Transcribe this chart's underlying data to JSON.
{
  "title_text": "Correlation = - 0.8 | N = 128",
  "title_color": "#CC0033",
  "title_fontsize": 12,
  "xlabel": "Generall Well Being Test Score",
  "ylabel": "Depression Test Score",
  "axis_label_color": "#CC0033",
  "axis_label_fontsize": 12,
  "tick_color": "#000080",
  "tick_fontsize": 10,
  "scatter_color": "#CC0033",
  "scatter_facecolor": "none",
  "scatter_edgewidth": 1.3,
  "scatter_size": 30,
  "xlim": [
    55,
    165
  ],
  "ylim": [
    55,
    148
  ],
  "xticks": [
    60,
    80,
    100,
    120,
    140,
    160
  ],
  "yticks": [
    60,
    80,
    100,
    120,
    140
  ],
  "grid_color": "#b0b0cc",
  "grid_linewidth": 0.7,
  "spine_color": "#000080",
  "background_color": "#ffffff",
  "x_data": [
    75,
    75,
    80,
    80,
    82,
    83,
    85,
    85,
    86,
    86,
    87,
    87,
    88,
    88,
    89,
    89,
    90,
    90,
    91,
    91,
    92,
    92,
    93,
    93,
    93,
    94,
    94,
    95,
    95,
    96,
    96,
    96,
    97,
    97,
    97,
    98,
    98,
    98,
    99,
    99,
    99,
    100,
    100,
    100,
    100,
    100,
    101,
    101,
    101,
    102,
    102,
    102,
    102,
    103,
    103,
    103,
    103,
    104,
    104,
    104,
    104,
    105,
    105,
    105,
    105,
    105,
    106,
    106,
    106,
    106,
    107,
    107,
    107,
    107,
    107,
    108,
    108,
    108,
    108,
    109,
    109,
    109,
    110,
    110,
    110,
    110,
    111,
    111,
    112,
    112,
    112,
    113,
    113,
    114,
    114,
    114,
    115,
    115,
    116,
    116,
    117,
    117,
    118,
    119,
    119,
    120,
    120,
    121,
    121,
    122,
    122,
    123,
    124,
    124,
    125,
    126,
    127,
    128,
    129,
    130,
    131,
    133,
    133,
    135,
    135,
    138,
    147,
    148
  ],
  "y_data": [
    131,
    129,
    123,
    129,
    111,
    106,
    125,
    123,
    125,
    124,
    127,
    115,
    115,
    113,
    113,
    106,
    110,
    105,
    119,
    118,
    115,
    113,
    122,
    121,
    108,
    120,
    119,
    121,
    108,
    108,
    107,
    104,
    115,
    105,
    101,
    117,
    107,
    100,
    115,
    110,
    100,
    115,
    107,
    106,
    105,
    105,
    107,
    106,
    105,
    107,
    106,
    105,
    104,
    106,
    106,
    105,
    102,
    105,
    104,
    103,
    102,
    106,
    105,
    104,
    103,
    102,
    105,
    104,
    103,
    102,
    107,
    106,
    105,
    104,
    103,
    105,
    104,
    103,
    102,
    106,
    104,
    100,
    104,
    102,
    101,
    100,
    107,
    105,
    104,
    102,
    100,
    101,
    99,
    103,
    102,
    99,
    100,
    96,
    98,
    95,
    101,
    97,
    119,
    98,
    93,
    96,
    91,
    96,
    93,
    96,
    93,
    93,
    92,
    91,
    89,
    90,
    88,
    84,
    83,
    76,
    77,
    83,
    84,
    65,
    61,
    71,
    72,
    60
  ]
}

====================

• _DIRECTION_: The answer should be a single number: the count of lines in the data that include the string "Test".

• _RESPONSE TO THE EXERCISE_: 2